= Task to complete =
Lines that hold the word "Vertical" should be located and copied.

= Provided records =
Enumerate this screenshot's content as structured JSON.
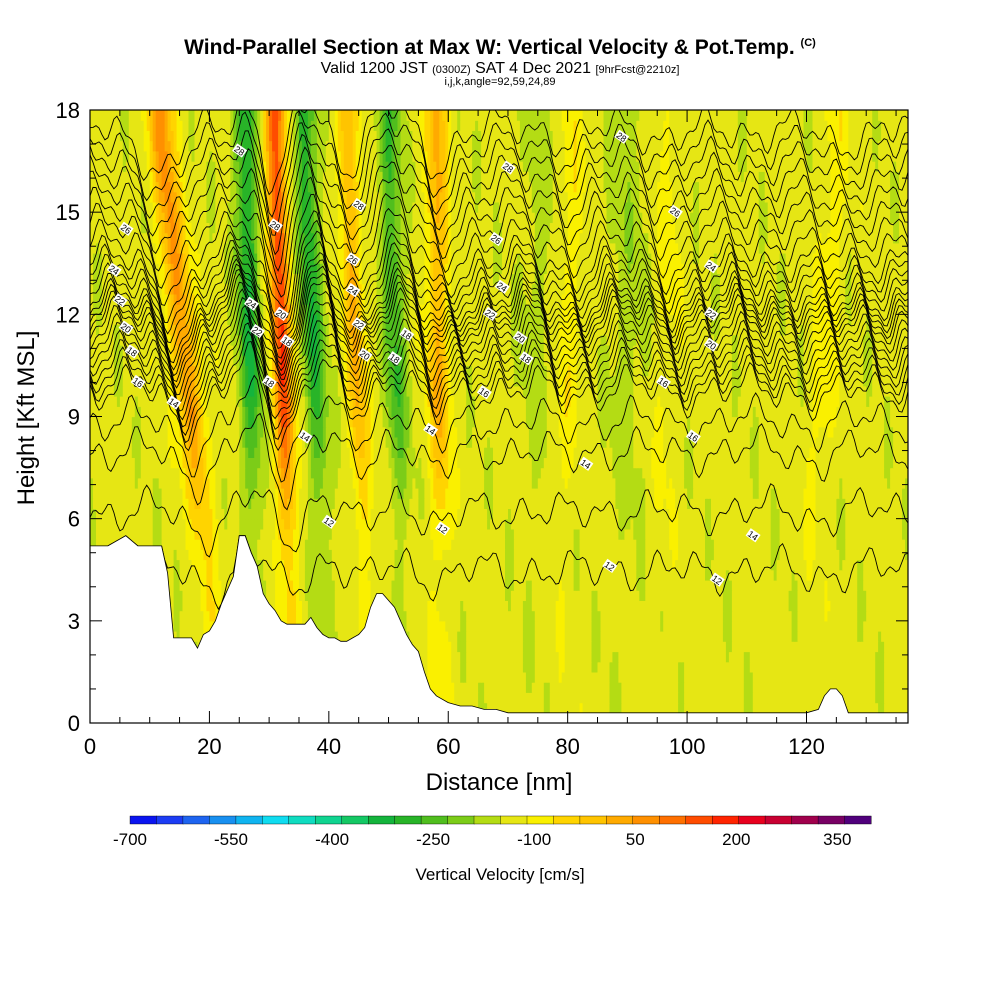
{
  "header": {
    "title": "Wind-Parallel Section at Max W: Vertical Velocity & Pot.Temp.",
    "title_mark": "(C)",
    "subtitle_main": "Valid 1200 JST",
    "subtitle_z": "(0300Z)",
    "subtitle_date": "SAT 4 Dec 2021",
    "subtitle_fcst": "[9hrFcst@2210z]",
    "subsubtitle": "i,j,k,angle=92,59,24,89"
  },
  "chart_data": {
    "type": "heatmap",
    "xlabel": "Distance [nm]",
    "ylabel": "Height [Kft MSL]",
    "xlim": [
      0,
      137
    ],
    "ylim": [
      0,
      18
    ],
    "xticks": [
      0,
      20,
      40,
      60,
      80,
      100,
      120
    ],
    "yticks": [
      0,
      3,
      6,
      9,
      12,
      15,
      18
    ],
    "colorbar": {
      "title": "Vertical Velocity [cm/s]",
      "labels": [
        "-700",
        "-550",
        "-400",
        "-250",
        "-100",
        "50",
        "200",
        "350"
      ],
      "label_values": [
        -700,
        -550,
        -400,
        -250,
        -100,
        50,
        200,
        350
      ],
      "min": -700,
      "max": 400,
      "step": 50,
      "colors": [
        "#0a14f0",
        "#1c3cf4",
        "#1e64f0",
        "#1890f0",
        "#10b4f0",
        "#10dcf0",
        "#10dcc0",
        "#10d490",
        "#14c864",
        "#14b43c",
        "#28b428",
        "#50be1e",
        "#7ccc18",
        "#b4dc14",
        "#e6e614",
        "#faf000",
        "#ffd400",
        "#ffc400",
        "#ffaa00",
        "#ff9000",
        "#ff7000",
        "#ff4c00",
        "#ff2400",
        "#e8001e",
        "#c80032",
        "#a0004c",
        "#780064",
        "#50007c"
      ]
    },
    "terrain_profile": {
      "x": [
        0,
        3,
        6,
        8,
        10,
        12,
        13,
        14,
        17,
        18,
        19,
        20,
        21,
        22,
        23,
        24,
        25,
        26,
        27,
        28,
        29,
        30,
        31,
        32,
        33,
        34,
        35,
        36,
        37,
        38,
        39,
        40,
        41,
        42,
        43,
        44,
        45,
        46,
        47,
        48,
        49,
        50,
        51,
        52,
        53,
        54,
        55,
        56,
        57,
        58,
        60,
        62,
        64,
        66,
        68,
        70,
        72,
        80,
        90,
        100,
        110,
        120,
        122,
        123,
        124,
        125,
        126,
        127,
        128,
        130,
        137
      ],
      "h": [
        5.2,
        5.2,
        5.5,
        5.2,
        5.2,
        5.2,
        4.4,
        2.5,
        2.5,
        2.2,
        2.6,
        2.7,
        3.0,
        3.5,
        3.9,
        4.3,
        5.5,
        5.5,
        5.0,
        4.6,
        3.8,
        3.5,
        3.3,
        3.0,
        2.9,
        2.9,
        2.9,
        2.9,
        3.1,
        2.8,
        2.6,
        2.5,
        2.5,
        2.4,
        2.4,
        2.5,
        2.6,
        2.8,
        3.4,
        3.8,
        3.8,
        3.6,
        3.4,
        3.0,
        2.6,
        2.3,
        2.1,
        1.5,
        1.0,
        0.8,
        0.6,
        0.5,
        0.5,
        0.4,
        0.4,
        0.3,
        0.3,
        0.3,
        0.3,
        0.3,
        0.3,
        0.3,
        0.4,
        0.8,
        1.0,
        1.0,
        0.8,
        0.3,
        0.3,
        0.3,
        0.3
      ]
    },
    "theta_contours": [
      {
        "label": "12",
        "base": 4.5,
        "labels_at": [
          [
            40,
            5.9
          ],
          [
            59,
            5.7
          ],
          [
            87,
            4.6
          ],
          [
            105,
            4.2
          ]
        ]
      },
      {
        "label": "14",
        "base": 8.0,
        "labels_at": [
          [
            14,
            9.4
          ],
          [
            36,
            8.4
          ],
          [
            57,
            8.6
          ],
          [
            83,
            7.6
          ],
          [
            111,
            5.5
          ]
        ]
      },
      {
        "label": "16",
        "base": 9.8,
        "labels_at": [
          [
            8,
            10.0
          ],
          [
            66,
            9.7
          ],
          [
            96,
            10.0
          ],
          [
            101,
            8.4
          ]
        ]
      },
      {
        "label": "18",
        "base": 10.8,
        "labels_at": [
          [
            7,
            10.9
          ],
          [
            30,
            10.0
          ],
          [
            33,
            11.2
          ],
          [
            51,
            10.7
          ],
          [
            53,
            11.4
          ],
          [
            73,
            10.7
          ]
        ]
      },
      {
        "label": "20",
        "base": 11.8,
        "labels_at": [
          [
            6,
            11.6
          ],
          [
            32,
            12.0
          ],
          [
            46,
            10.8
          ],
          [
            72,
            11.3
          ],
          [
            104,
            11.1
          ]
        ]
      },
      {
        "label": "22",
        "base": 12.5,
        "labels_at": [
          [
            5,
            12.4
          ],
          [
            28,
            11.5
          ],
          [
            45,
            11.7
          ],
          [
            67,
            12.0
          ],
          [
            104,
            12.0
          ]
        ]
      },
      {
        "label": "24",
        "base": 13.6,
        "labels_at": [
          [
            4,
            13.3
          ],
          [
            27,
            12.3
          ],
          [
            44,
            12.7
          ],
          [
            69,
            12.8
          ],
          [
            104,
            13.4
          ]
        ]
      },
      {
        "label": "26",
        "base": 15.5,
        "labels_at": [
          [
            6,
            14.5
          ],
          [
            44,
            13.6
          ],
          [
            68,
            14.2
          ],
          [
            98,
            15.0
          ]
        ]
      },
      {
        "label": "28",
        "base": 17.4,
        "labels_at": [
          [
            25,
            16.8
          ],
          [
            31,
            14.6
          ],
          [
            45,
            15.2
          ],
          [
            70,
            16.3
          ],
          [
            89,
            17.2
          ]
        ]
      }
    ],
    "updraft_bands": [
      {
        "x_bottom": 22,
        "x_top": 12,
        "w": 2.2,
        "value": 260
      },
      {
        "x_bottom": 34,
        "x_top": 31,
        "w": 1.6,
        "value": 380
      },
      {
        "x_bottom": 47,
        "x_top": 43,
        "w": 1.6,
        "value": 200
      },
      {
        "x_bottom": 59,
        "x_top": 58,
        "w": 1.8,
        "value": 200
      },
      {
        "x_bottom": 78,
        "x_top": 81,
        "w": 2.0,
        "value": 80
      },
      {
        "x_bottom": 96,
        "x_top": 97,
        "w": 2.0,
        "value": 60
      },
      {
        "x_bottom": 120,
        "x_top": 125,
        "w": 2.0,
        "value": 80
      }
    ],
    "downdraft_bands": [
      {
        "x_bottom": 28,
        "x_top": 26,
        "w": 1.8,
        "value": -200
      },
      {
        "x_bottom": 40,
        "x_top": 36,
        "w": 1.8,
        "value": -190
      },
      {
        "x_bottom": 53,
        "x_top": 50,
        "w": 1.8,
        "value": -150
      },
      {
        "x_bottom": 75,
        "x_top": 75,
        "w": 3.0,
        "value": -20
      },
      {
        "x_bottom": 90,
        "x_top": 90,
        "w": 3.0,
        "value": -30
      }
    ]
  }
}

= Response to this task =
    "title": "Wind-Parallel Section at Max W: Vertical Velocity & Pot.Temp.",
      "title": "Vertical Velocity [cm/s]",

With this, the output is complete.